*** Opening Text provided ***

Sunday, October 11, 2009

Bleacher Creatures

Oh, The Bleachers. The Stands. The Stadium.

Harvard. Oxford. Princeton.

ALL of the geniuses are gathered in this nexus of the universe. And they all know EVERYTHING about football. It is a shame that I came to watch the game, or I could just listen to them for hours talk about everything they know about football.

Oh, wait a minute.


I HAVE TO sit and listen to them for hours WHILE I watch the football game. How very, very pleasant.


Bleacher Creatures fall into several different Species:


*The "Grandma NoShutupus" Usually a woman in her mid- to late 60's that has seen approximately 10 minutes of Monday Night Football and one of those Sears Brett Farve commercials but considers herself an expert of the game. She comments on every play with "Go! Go!" and "Run Over There!" and "That penalty was NOT on us!"

*** Closing Text provided ***
*** Opening Data excerpts ***

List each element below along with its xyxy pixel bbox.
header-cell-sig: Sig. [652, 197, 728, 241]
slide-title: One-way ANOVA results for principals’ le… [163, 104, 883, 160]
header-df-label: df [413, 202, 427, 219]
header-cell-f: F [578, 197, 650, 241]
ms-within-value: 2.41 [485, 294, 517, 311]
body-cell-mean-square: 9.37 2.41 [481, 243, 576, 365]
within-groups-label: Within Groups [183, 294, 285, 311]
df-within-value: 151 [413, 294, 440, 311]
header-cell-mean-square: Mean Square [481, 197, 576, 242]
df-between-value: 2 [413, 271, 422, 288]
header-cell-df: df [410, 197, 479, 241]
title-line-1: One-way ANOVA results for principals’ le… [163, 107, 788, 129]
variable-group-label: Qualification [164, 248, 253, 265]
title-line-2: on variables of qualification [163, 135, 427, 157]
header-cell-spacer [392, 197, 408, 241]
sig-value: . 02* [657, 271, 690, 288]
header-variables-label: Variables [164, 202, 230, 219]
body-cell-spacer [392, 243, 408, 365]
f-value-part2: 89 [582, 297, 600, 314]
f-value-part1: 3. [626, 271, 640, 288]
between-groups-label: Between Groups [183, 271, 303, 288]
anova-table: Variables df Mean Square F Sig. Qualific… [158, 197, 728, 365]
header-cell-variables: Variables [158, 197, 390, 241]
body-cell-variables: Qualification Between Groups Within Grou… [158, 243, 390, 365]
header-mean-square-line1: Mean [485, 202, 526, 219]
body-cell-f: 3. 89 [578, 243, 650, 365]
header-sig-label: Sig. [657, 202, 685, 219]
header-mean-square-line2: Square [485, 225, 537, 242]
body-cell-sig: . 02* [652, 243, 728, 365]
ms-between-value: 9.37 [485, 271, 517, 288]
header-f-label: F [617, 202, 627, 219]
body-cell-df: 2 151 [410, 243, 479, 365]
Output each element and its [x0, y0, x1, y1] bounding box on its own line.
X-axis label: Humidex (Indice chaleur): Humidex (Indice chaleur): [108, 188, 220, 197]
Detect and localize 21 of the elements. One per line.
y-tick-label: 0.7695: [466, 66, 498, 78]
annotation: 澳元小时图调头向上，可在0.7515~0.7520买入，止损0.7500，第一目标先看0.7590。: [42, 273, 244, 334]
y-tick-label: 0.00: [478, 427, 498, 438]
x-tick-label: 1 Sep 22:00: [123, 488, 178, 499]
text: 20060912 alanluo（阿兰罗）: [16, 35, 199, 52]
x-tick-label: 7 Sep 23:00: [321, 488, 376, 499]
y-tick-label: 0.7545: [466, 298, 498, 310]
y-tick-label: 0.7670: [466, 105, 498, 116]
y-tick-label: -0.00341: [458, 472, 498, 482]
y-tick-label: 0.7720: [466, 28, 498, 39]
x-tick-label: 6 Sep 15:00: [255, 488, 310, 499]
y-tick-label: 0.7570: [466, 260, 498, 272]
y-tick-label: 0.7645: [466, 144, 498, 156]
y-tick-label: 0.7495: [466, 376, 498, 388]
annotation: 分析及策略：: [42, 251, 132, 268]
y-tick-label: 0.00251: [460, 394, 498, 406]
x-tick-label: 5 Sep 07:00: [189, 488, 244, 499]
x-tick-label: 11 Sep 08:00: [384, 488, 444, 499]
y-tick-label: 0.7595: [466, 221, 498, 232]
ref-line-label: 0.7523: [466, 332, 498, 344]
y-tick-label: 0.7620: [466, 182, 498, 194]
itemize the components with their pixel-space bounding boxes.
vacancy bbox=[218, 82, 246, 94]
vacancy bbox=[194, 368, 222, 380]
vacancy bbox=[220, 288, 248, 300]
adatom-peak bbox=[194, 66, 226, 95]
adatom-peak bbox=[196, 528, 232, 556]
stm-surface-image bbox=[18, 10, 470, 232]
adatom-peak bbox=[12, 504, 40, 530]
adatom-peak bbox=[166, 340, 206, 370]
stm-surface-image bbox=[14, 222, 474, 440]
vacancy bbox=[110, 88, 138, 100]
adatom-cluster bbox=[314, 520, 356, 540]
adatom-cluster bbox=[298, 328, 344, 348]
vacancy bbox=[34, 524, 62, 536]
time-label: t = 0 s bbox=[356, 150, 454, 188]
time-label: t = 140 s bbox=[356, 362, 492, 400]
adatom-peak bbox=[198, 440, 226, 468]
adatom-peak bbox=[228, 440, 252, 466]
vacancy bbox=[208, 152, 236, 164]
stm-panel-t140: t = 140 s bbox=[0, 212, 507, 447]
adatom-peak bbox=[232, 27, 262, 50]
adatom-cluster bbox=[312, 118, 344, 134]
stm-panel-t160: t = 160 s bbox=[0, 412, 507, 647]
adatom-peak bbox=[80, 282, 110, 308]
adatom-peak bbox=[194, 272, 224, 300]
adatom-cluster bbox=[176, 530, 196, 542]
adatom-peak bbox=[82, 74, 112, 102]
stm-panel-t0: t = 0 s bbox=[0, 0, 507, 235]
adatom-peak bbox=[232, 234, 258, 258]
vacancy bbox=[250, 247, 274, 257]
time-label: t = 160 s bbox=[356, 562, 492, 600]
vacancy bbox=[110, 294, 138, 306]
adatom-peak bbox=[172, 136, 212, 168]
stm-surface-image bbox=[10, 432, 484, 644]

*** Closing Data excerpts ***

▶ [Exercises]:
a – Write out the part of the Bleacher Creatures post that opens with the words containing "Harvard. Oxford. Princeton." and closes with "very, very pleasant.".
b – Pick up the Bleacher Creatures post after its last sentence and keep writing it.
This material is separate from the Bleacher Creatures post.

▶ [Responses by item number]:
a –
Harvard. Oxford. Princeton.

ALL of the geniuses are gathered in this nexus of the universe. And they all know EVERYTHING about football. It is a shame that I came to watch the game, or I could just listen to them for hours talk about everything they know about football.

Oh, wait a minute.


I HAVE TO sit and listen to them for hours WHILE I watch the football game. How very, very pleasant.

b –
*The ubiquitous "Played Alittlebiticus" This is usually a male, way way way way past his playing years (age 20+) that has seen some on field action (got in a game one time in the 4th quarter in his senior year when they were up by 48 points with 2 minutes to go and got a sack of a 3rd string sophomore quarterback) and is now ready to commentate his way to the hallowed halls of ESPN. You'll hear such things as: "They're in a 4-3, and they've got 3 in the box and they're bringin' 6-----Coach, you gotta run the Double Eagle Sweep Power! Run Power! Run The Nickel!"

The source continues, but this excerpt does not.